Start of Raw records
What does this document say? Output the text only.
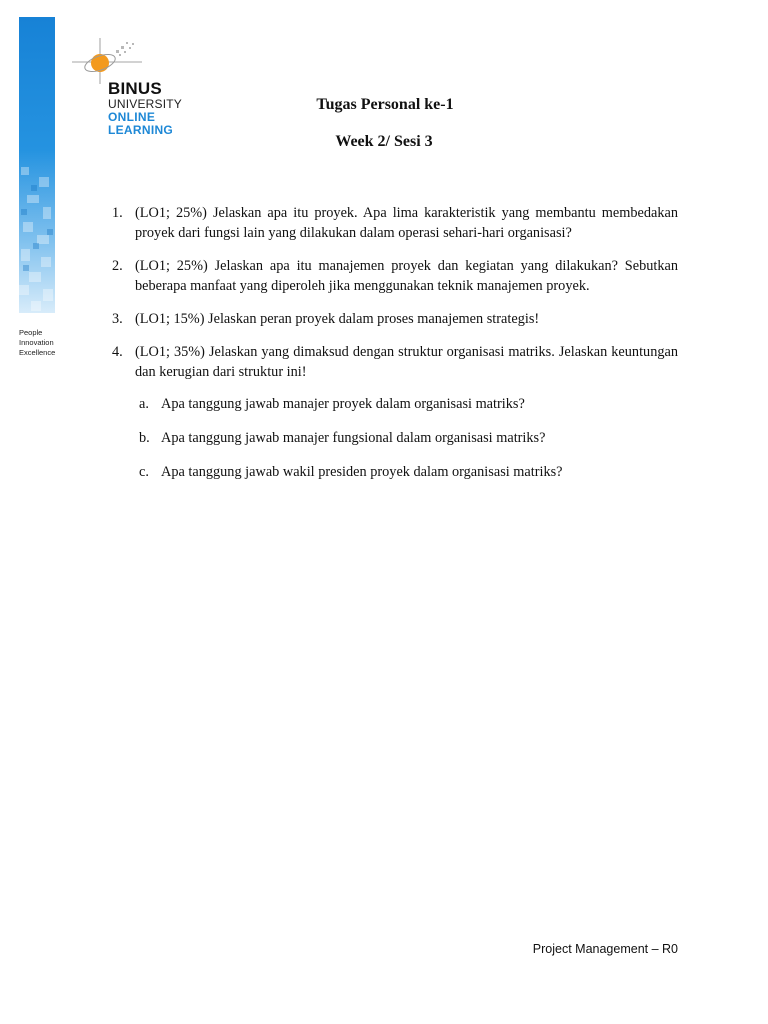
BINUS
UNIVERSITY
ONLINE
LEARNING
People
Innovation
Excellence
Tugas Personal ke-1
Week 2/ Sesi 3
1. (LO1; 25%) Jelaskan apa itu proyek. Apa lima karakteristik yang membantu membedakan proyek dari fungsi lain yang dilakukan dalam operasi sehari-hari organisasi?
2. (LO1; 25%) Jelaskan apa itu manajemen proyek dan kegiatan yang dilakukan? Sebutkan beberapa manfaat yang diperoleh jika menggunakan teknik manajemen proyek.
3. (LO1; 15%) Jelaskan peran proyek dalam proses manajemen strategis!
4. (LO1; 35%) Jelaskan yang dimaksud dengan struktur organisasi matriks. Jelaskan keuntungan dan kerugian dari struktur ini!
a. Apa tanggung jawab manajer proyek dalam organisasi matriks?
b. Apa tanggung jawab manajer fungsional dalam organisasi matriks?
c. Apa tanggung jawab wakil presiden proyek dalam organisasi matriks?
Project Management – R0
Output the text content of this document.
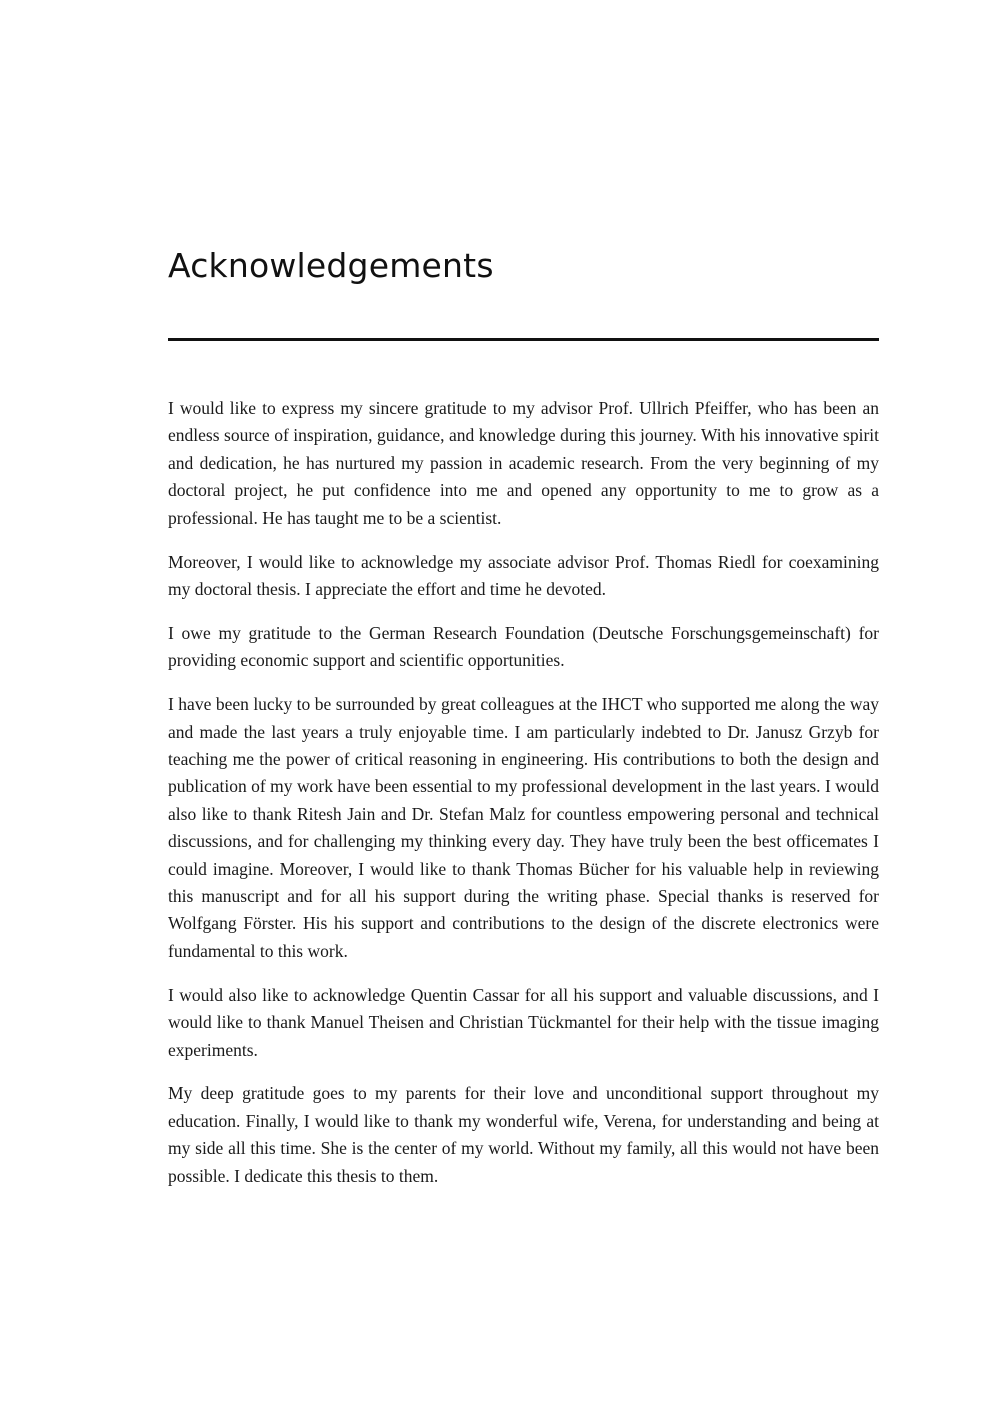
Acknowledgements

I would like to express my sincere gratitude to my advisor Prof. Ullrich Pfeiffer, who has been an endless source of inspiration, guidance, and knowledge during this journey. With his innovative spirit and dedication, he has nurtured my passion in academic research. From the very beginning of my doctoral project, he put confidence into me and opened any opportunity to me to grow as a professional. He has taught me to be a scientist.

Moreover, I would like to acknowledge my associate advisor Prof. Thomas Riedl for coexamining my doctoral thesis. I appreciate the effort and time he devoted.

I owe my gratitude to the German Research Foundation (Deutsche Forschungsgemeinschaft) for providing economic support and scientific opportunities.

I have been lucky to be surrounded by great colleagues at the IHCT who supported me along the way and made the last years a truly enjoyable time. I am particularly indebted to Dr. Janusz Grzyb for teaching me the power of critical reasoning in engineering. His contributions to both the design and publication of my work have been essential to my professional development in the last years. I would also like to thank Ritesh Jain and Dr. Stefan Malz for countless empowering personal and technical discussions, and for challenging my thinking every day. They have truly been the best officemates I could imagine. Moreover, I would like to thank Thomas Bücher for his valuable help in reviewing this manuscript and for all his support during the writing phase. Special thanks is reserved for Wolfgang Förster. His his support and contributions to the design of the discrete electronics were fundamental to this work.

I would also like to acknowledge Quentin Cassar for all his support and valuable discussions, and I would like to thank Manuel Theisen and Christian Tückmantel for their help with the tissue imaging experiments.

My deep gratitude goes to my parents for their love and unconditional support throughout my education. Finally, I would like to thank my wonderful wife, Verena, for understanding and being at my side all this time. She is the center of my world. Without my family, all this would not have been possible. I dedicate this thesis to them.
End of Raw records
Start of Raw records
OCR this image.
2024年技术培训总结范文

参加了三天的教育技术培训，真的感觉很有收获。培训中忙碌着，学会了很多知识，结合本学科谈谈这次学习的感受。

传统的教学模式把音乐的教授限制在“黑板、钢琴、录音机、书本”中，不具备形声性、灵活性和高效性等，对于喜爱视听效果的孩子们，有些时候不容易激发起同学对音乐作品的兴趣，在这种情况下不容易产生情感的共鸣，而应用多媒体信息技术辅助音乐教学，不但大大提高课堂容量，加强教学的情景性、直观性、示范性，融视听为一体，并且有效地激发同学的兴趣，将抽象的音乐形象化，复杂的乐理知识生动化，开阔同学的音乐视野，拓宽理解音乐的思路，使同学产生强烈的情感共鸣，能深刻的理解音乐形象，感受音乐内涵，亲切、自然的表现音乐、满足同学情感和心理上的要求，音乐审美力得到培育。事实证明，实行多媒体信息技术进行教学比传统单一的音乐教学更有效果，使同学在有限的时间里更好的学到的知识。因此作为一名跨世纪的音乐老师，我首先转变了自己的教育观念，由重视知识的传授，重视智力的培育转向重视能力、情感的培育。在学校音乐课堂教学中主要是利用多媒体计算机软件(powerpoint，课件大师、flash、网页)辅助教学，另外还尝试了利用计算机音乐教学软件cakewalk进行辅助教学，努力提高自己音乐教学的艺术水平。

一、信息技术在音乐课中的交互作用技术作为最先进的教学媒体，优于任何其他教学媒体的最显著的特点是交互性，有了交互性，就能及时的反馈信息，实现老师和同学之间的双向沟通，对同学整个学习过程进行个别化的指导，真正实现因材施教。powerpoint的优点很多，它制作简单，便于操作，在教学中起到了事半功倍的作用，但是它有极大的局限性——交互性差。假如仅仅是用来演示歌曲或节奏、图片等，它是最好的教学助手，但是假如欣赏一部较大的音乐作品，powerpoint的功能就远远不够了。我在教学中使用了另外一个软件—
End of Raw records
◆ The request: Find every line with "gratitude" in the listing and state how many there are, nothing else.

◆ Complete answer: 3